** Task prompt **
Copy every entry word for word, but skip the pictures.

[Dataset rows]
::::

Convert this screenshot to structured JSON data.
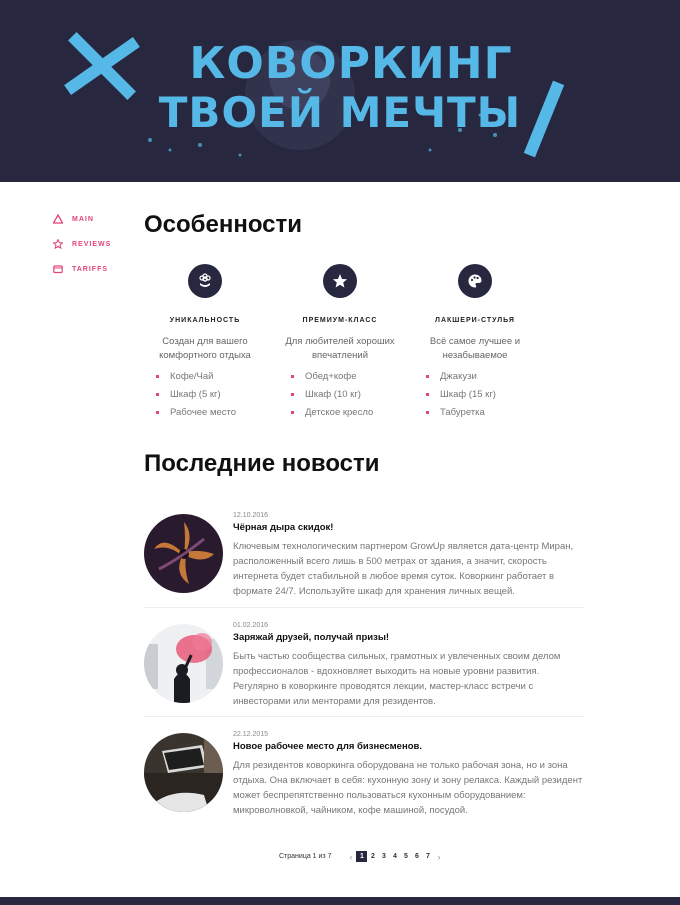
{
  "hero": {
    "line1": "КОВОРКИНГ",
    "line2": "ТВОЕЙ МЕЧТЫ"
  },
  "sidebar": {
    "items": [
      {
        "label": "main",
        "icon": "triangle-icon"
      },
      {
        "label": "reviews",
        "icon": "star-icon"
      },
      {
        "label": "tariffs",
        "icon": "wallet-icon"
      }
    ]
  },
  "features": {
    "title": "Особенности",
    "items": [
      {
        "icon": "flower-icon",
        "title": "Уникальность",
        "desc": "Создан для вашего комфортного отдыха",
        "list": [
          "Кофе/Чай",
          "Шкаф (5 кг)",
          "Рабочее место"
        ]
      },
      {
        "icon": "star-icon",
        "title": "Премиум-класс",
        "desc": "Для любителей хороших впечатлений",
        "list": [
          "Обед+кофе",
          "Шкаф (10 кг)",
          "Детское кресло"
        ]
      },
      {
        "icon": "palette-icon",
        "title": "Лакшери-стулья",
        "desc": "Всё самое лучшее и незабываемое",
        "list": [
          "Джакузи",
          "Шкаф (15 кг)",
          "Табуретка"
        ]
      }
    ]
  },
  "news": {
    "title": "Последние новости",
    "items": [
      {
        "date": "12.10.2016",
        "title": "Чёрная дыра скидок!",
        "text": "Ключевым технологическим партнером GrowUp является дата-центр Миран, расположенный всего лишь в 500 метрах от здания, а значит, скорость интернета будет стабильной в любое время суток. Коворкинг работает в формате 24/7. Используйте шкаф для хранения личных вещей."
      },
      {
        "date": "01.02.2016",
        "title": "Заряжай друзей, получай призы!",
        "text": "Быть частью сообщества сильных, грамотных и увлеченных своим делом профессионалов - вдохновляет выходить на новые уровни развития. Регулярно в коворкинге проводятся лекции, мастер-класс встречи с инвесторами или менторами для резидентов."
      },
      {
        "date": "22.12.2015",
        "title": "Новое рабочее место для бизнесменов.",
        "text": "Для резидентов коворкинга оборудована не только рабочая зона, но и зона отдыха. Она включает в себя: кухонную зону и зону релакса. Каждый резидент может беспрепятственно пользоваться кухонным оборудованием: микроволновкой, чайником, кофе машиной, посудой."
      }
    ]
  },
  "pagination": {
    "label": "Страница 1 из 7",
    "prev": "‹",
    "next": "›",
    "pages": [
      "1",
      "2",
      "3",
      "4",
      "5",
      "6",
      "7"
    ],
    "current": "1"
  },
  "colors": {
    "dark": "#272840",
    "accent": "#e0457b",
    "hero_text": "#56b8e6"
  }
}
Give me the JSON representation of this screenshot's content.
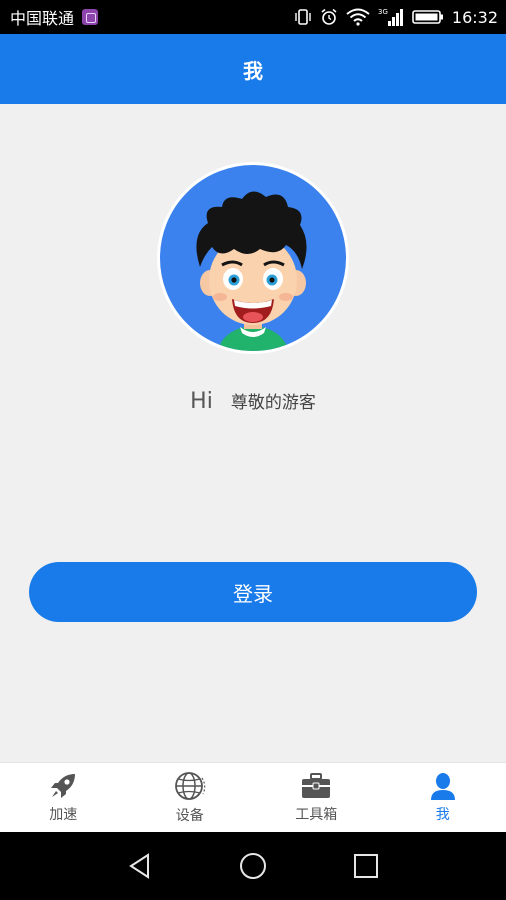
{
  "status_bar": {
    "carrier": "中国联通",
    "network_type": "3G",
    "time": "16:32"
  },
  "header": {
    "title": "我"
  },
  "profile": {
    "greeting": "Hi",
    "guest_name": "尊敬的游客"
  },
  "login": {
    "label": "登录"
  },
  "tabs": [
    {
      "label": "加速",
      "icon": "rocket-icon",
      "active": false
    },
    {
      "label": "设备",
      "icon": "globe-icon",
      "active": false
    },
    {
      "label": "工具箱",
      "icon": "toolbox-icon",
      "active": false
    },
    {
      "label": "我",
      "icon": "user-icon",
      "active": true
    }
  ],
  "colors": {
    "primary": "#197be9",
    "avatar_bg": "#3b82ee",
    "background": "#f0f0f0",
    "tab_inactive": "#555555"
  }
}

::::

** Full answer **
Convert this screenshot to structured JSON data.
{
  "hero": {
    "line1": "КОВОРКИНГ",
    "line2": "ТВОЕЙ МЕЧТЫ"
  },
  "sidebar": {
    "items": [
      {
        "label": "main",
        "icon": "triangle-icon"
      },
      {
        "label": "reviews",
        "icon": "star-icon"
      },
      {
        "label": "tariffs",
        "icon": "wallet-icon"
      }
    ]
  },
  "features": {
    "title": "Особенности",
    "items": [
      {
        "icon": "flower-icon",
        "title": "Уникальность",
        "desc": "Создан для вашего комфортного отдыха",
        "list": [
          "Кофе/Чай",
          "Шкаф (5 кг)",
          "Рабочее место"
        ]
      },
      {
        "icon": "star-icon",
        "title": "Премиум-класс",
        "desc": "Для любителей хороших впечатлений",
        "list": [
          "Обед+кофе",
          "Шкаф (10 кг)",
          "Детское кресло"
        ]
      },
      {
        "icon": "palette-icon",
        "title": "Лакшери-стулья",
        "desc": "Всё самое лучшее и незабываемое",
        "list": [
          "Джакузи",
          "Шкаф (15 кг)",
          "Табуретка"
        ]
      }
    ]
  },
  "news": {
    "title": "Последние новости",
    "items": [
      {
        "date": "12.10.2016",
        "title": "Чёрная дыра скидок!",
        "text": "Ключевым технологическим партнером GrowUp является дата-центр Миран, расположенный всего лишь в 500 метрах от здания, а значит, скорость интернета будет стабильной в любое время суток. Коворкинг работает в формате 24/7. Используйте шкаф для хранения личных вещей."
      },
      {
        "date": "01.02.2016",
        "title": "Заряжай друзей, получай призы!",
        "text": "Быть частью сообщества сильных, грамотных и увлеченных своим делом профессионалов - вдохновляет выходить на новые уровни развития. Регулярно в коворкинге проводятся лекции, мастер-класс встречи с инвесторами или менторами для резидентов."
      },
      {
        "date": "22.12.2015",
        "title": "Новое рабочее место для бизнесменов.",
        "text": "Для резидентов коворкинга оборудована не только рабочая зона, но и зона отдыха. Она включает в себя: кухонную зону и зону релакса. Каждый резидент может беспрепятственно пользоваться кухонным оборудованием: микроволновкой, чайником, кофе машиной, посудой."
      }
    ]
  },
  "pagination": {
    "label": "Страница 1 из 7",
    "prev": "‹",
    "next": "›",
    "pages": [
      "1",
      "2",
      "3",
      "4",
      "5",
      "6",
      "7"
    ],
    "current": "1"
  },
  "colors": {
    "dark": "#272840",
    "accent": "#e0457b",
    "hero_text": "#56b8e6"
  }
}
Give me the JSON representation of this screenshot's content.
{
  "status_bar": {
    "carrier": "中国联通",
    "network_type": "3G",
    "time": "16:32"
  },
  "header": {
    "title": "我"
  },
  "profile": {
    "greeting": "Hi",
    "guest_name": "尊敬的游客"
  },
  "login": {
    "label": "登录"
  },
  "tabs": [
    {
      "label": "加速",
      "icon": "rocket-icon",
      "active": false
    },
    {
      "label": "设备",
      "icon": "globe-icon",
      "active": false
    },
    {
      "label": "工具箱",
      "icon": "toolbox-icon",
      "active": false
    },
    {
      "label": "我",
      "icon": "user-icon",
      "active": true
    }
  ],
  "colors": {
    "primary": "#197be9",
    "avatar_bg": "#3b82ee",
    "background": "#f0f0f0",
    "tab_inactive": "#555555"
  }
}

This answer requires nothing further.